Check every line below for the string "between", and copy the lines that contain it.
--- Begin RAW DATA ---
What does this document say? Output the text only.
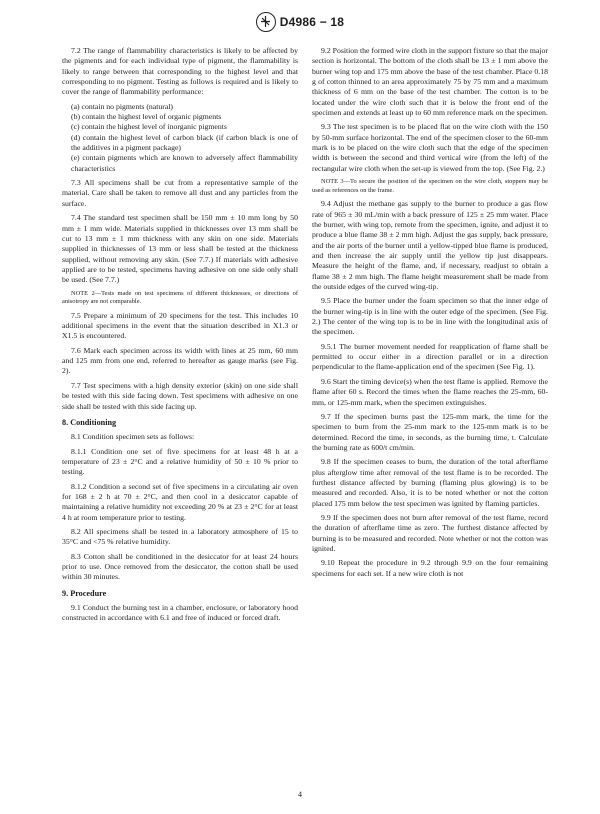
D4986 − 18

7.2 The range of flammability characteristics is likely to be affected by the pigments and for each individual type of pigment, the flammability is likely to range between that corresponding to the highest level and that corresponding to no pigment. Testing as follows is required and is likely to cover the range of flammability performance:

(a) contain no pigments (natural)

(b) contain the highest level of organic pigments

(c) contain the highest level of inorganic pigments

(d) contain the highest level of carbon black (if carbon black is one of the additives in a pigment package)

(e) contain pigments which are known to adversely affect flammability characteristics

7.3 All specimens shall be cut from a representative sample of the material. Care shall be taken to remove all dust and any particles from the surface.

7.4 The standard test specimen shall be 150 mm ± 10 mm long by 50 mm ± 1 mm wide. Materials supplied in thicknesses over 13 mm shall be cut to 13 mm ± 1 mm thickness with any skin on one side. Materials supplied in thicknesses of 13 mm or less shall be tested at the thickness supplied, without removing any skin. (See 7.7.) If materials with adhesive applied are to be tested, specimens having adhesive on one side only shall be used. (See 7.7.)

NOTE 2—Tests made on test specimens of different thicknesses, or directions of anisotropy are not comparable.

7.5 Prepare a minimum of 20 specimens for the test. This includes 10 additional specimens in the event that the situation described in X1.3 or X1.5 is encountered.

7.6 Mark each specimen across its width with lines at 25 mm, 60 mm and 125 mm from one end, referred to hereafter as gauge marks (see Fig. 2).

7.7 Test specimens with a high density exterior (skin) on one side shall be tested with this side facing down. Test specimens with adhesive on one side shall be tested with this side facing up.

8. Conditioning

8.1 Condition specimen sets as follows:

8.1.1 Condition one set of five specimens for at least 48 h at a temperature of 23 ± 2°C and a relative humidity of 50 ± 10 % prior to testing.

8.1.2 Condition a second set of five specimens in a circulating air oven for 168 ± 2 h at 70 ± 2°C, and then cool in a desiccator capable of maintaining a relative humidity not exceeding 20 % at 23 ± 2°C for at least 4 h at room temperature prior to testing.

8.2 All specimens shall be tested in a laboratory atmosphere of 15 to 35°C and <75 % relative humidity.

8.3 Cotton shall be conditioned in the desiccator for at least 24 hours prior to use. Once removed from the desiccator, the cotton shall be used within 30 minutes.

9. Procedure

9.1 Conduct the burning test in a chamber, enclosure, or laboratory hood constructed in accordance with 6.1 and free of induced or forced draft.

9.2 Position the formed wire cloth in the support fixture so that the major section is horizontal. The bottom of the cloth shall be 13 ± 1 mm above the burner wing top and 175 mm above the base of the test chamber. Place 0.18 g of cotton thinned to an area approximately 75 by 75 mm and a maximum thickness of 6 mm on the base of the test chamber. The cotton is to be located under the wire cloth such that it is below the front end of the specimen and extends at least up to 60 mm reference mark on the specimen.

9.3 The test specimen is to be placed flat on the wire cloth with the 150 by 50-mm surface horizontal. The end of the specimen closer to the 60-mm mark is to be placed on the wire cloth such that the edge of the specimen width is between the second and third vertical wire (from the left) of the rectangular wire cloth when the set-up is viewed from the top. (See Fig. 2.)

NOTE 3—To secure the position of the specimen on the wire cloth, stoppers may be used as references on the frame.

9.4 Adjust the methane gas supply to the burner to produce a gas flow rate of 965 ± 30 mL/min with a back pressure of 125 ± 25 mm water. Place the burner, with wing top, remote from the specimen, ignite, and adjust it to produce a blue flame 38 ± 2 mm high. Adjust the gas supply, back pressure, and the air ports of the burner until a yellow-tipped blue flame is produced, and then increase the air supply until the yellow tip just disappears. Measure the height of the flame, and, if necessary, readjust to obtain a flame 38 ± 2 mm high. The flame height measurement shall be made from the outside edges of the curved wing-tip.

9.5 Place the burner under the foam specimen so that the inner edge of the burner wing-tip is in line with the outer edge of the specimen. (See Fig. 2.) The center of the wing top is to be in line with the longitudinal axis of the specimen.

9.5.1 The burner movement needed for reapplication of flame shall be permitted to occur either in a direction parallel or in a direction perpendicular to the flame-application end of the specimen (See Fig. 1).

9.6 Start the timing device(s) when the test flame is applied. Remove the flame after 60 s. Record the times when the flame reaches the 25-mm, 60-mm, or 125-mm mark, when the specimen extinguishes.

9.7 If the specimen burns past the 125-mm mark, the time for the specimen to burn from the 25-mm mark to the 125-mm mark is to be determined. Record the time, in seconds, as the burning time, t. Calculate the burning rate as 600/t cm/min.

9.8 If the specimen ceases to burn, the duration of the total afterflame plus afterglow time after removal of the test flame is to be recorded. The furthest distance affected by burning (flaming plus glowing) is to be measured and recorded. Also, it is to be noted whether or not the cotton placed 175 mm below the test specimen was ignited by flaming particles.

9.9 If the specimen does not burn after removal of the test flame, record the duration of afterflame time as zero. The furthest distance affected by burning is to be measured and recorded. Note whether or not the cotton was ignited.

9.10 Repeat the procedure in 9.2 through 9.9 on the four remaining specimens for each set. If a new wire cloth is not

4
--- End RAW DATA ---
→ **EXERCISE ANSWER**
7.2 The range of flammability characteristics is likely to be affected by the pigments and for each individual type of pigment, the flammability is likely to range between that corresponding to the highest level and that corresponding to no pigment. Testing as follows is required and is likely to cover the range of flammability performance:
9.3 The test specimen is to be placed flat on the wire cloth with the 150 by 50-mm surface horizontal. The end of the specimen closer to the 60-mm mark is to be placed on the wire cloth such that the edge of the specimen width is between the second and third vertical wire (from the left) of the rectangular wire cloth when the set-up is viewed from the top. (See Fig. 2.)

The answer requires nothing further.